## The task:
Transcribe each line exactly.

[Dataset items]
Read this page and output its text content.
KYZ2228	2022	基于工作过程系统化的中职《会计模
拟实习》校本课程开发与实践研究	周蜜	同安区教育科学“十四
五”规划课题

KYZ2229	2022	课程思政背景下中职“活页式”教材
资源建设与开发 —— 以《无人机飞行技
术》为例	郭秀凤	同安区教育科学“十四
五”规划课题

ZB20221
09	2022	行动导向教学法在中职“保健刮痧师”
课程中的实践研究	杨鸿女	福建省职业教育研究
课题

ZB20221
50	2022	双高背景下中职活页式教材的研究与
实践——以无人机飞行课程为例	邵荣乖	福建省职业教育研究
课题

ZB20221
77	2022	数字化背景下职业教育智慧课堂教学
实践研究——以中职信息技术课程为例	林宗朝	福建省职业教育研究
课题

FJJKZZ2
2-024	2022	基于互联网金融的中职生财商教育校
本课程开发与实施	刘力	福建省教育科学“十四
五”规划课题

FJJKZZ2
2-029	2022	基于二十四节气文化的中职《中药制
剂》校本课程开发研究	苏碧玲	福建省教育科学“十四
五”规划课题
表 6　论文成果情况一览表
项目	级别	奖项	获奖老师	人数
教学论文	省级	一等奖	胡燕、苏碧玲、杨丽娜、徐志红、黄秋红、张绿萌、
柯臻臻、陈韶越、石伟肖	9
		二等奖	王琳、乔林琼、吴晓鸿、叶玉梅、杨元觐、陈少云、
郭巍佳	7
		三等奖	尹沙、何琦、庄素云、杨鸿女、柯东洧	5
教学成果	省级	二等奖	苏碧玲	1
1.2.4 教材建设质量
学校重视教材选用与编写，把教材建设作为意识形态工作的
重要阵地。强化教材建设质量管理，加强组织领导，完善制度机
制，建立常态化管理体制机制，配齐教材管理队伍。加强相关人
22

## Solution for this task:
Read this page and output its text content.
KYZ2228	2022	基于工作过程系统化的中职《会计模
拟实习》校本课程开发与实践研究	周蜜	同安区教育科学“十四
五”规划课题

KYZ2229	2022	课程思政背景下中职“活页式”教材
资源建设与开发 —— 以《无人机飞行技
术》为例	郭秀凤	同安区教育科学“十四
五”规划课题

ZB20221
09	2022	行动导向教学法在中职“保健刮痧师”
课程中的实践研究	杨鸿女	福建省职业教育研究
课题

ZB20221
50	2022	双高背景下中职活页式教材的研究与
实践——以无人机飞行课程为例	邵荣乖	福建省职业教育研究
课题

ZB20221
77	2022	数字化背景下职业教育智慧课堂教学
实践研究——以中职信息技术课程为例	林宗朝	福建省职业教育研究
课题

FJJKZZ2
2-024	2022	基于互联网金融的中职生财商教育校
本课程开发与实施	刘力	福建省教育科学“十四
五”规划课题

FJJKZZ2
2-029	2022	基于二十四节气文化的中职《中药制
剂》校本课程开发研究	苏碧玲	福建省教育科学“十四
五”规划课题
表 6　论文成果情况一览表
项目	级别	奖项	获奖老师	人数
教学论文	省级	一等奖	胡燕、苏碧玲、杨丽娜、徐志红、黄秋红、张绿萌、
柯臻臻、陈韶越、石伟肖	9
		二等奖	王琳、乔林琼、吴晓鸿、叶玉梅、杨元觐、陈少云、
郭巍佳	7
		三等奖	尹沙、何琦、庄素云、杨鸿女、柯东洧	5
教学成果	省级	二等奖	苏碧玲	1
1.2.4 教材建设质量
学校重视教材选用与编写，把教材建设作为意识形态工作的
重要阵地。强化教材建设质量管理，加强组织领导，完善制度机
制，建立常态化管理体制机制，配齐教材管理队伍。加强相关人
22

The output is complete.